__PROBLEM DETAILS__.
Copy out every line of the records where the string "Confidence" occurs.

[Figure record listings]
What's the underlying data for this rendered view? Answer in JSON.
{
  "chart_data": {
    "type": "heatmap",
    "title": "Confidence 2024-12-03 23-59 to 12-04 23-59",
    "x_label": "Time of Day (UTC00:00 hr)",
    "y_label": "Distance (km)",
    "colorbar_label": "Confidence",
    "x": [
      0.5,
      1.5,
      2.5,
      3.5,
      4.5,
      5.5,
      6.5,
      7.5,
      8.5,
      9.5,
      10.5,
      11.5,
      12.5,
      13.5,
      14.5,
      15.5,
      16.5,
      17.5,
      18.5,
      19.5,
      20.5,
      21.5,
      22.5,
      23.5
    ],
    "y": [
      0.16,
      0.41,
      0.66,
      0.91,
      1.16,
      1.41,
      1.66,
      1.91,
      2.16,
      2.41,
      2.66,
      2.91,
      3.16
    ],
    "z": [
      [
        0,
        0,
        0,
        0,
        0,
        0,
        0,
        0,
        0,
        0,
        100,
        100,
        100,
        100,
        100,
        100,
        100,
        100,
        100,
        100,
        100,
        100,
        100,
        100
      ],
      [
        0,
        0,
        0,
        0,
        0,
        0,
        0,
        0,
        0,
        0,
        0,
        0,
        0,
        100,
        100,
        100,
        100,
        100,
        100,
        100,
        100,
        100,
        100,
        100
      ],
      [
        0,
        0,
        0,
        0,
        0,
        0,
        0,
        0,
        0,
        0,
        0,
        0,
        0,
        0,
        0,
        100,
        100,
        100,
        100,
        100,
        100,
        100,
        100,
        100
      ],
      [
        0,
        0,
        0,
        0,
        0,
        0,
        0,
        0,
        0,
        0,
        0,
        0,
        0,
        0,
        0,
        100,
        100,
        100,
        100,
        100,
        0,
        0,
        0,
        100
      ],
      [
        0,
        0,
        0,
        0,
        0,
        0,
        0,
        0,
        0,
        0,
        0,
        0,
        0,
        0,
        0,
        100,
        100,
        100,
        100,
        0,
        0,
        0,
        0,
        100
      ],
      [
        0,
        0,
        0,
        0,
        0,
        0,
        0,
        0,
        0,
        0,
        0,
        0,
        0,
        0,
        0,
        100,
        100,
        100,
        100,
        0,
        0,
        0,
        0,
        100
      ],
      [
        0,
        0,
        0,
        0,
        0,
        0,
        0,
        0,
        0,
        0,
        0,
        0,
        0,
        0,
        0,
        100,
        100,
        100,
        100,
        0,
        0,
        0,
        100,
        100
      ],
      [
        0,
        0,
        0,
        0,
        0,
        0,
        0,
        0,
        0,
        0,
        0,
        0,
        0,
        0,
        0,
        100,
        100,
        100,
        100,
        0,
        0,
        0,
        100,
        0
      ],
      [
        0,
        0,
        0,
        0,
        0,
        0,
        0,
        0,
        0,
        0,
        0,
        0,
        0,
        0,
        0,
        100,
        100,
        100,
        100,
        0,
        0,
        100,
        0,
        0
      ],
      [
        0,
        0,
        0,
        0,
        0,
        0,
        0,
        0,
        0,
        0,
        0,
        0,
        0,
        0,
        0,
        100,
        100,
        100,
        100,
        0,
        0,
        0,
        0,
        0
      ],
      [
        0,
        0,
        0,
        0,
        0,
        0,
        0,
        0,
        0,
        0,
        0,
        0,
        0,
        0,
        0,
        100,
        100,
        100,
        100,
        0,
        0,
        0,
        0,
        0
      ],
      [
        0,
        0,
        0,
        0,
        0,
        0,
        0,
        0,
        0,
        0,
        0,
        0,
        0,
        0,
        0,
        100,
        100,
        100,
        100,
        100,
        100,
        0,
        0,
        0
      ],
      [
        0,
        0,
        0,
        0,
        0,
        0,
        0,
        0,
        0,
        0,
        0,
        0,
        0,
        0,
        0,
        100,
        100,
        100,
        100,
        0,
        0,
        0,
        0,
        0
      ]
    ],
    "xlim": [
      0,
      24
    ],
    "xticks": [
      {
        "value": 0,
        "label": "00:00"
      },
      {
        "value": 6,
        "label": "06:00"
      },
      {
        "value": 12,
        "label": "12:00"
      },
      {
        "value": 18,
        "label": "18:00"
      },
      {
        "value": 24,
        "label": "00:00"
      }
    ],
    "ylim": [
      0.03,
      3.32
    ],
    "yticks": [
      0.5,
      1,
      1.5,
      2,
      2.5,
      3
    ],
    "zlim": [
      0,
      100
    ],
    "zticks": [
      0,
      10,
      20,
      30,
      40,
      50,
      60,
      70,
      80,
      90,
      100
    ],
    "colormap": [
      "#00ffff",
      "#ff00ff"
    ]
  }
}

__WRITTEN ANSWER__.
    "title": "Confidence 2024-12-03 23-59 to 12-04 23-59",
    "colorbar_label": "Confidence",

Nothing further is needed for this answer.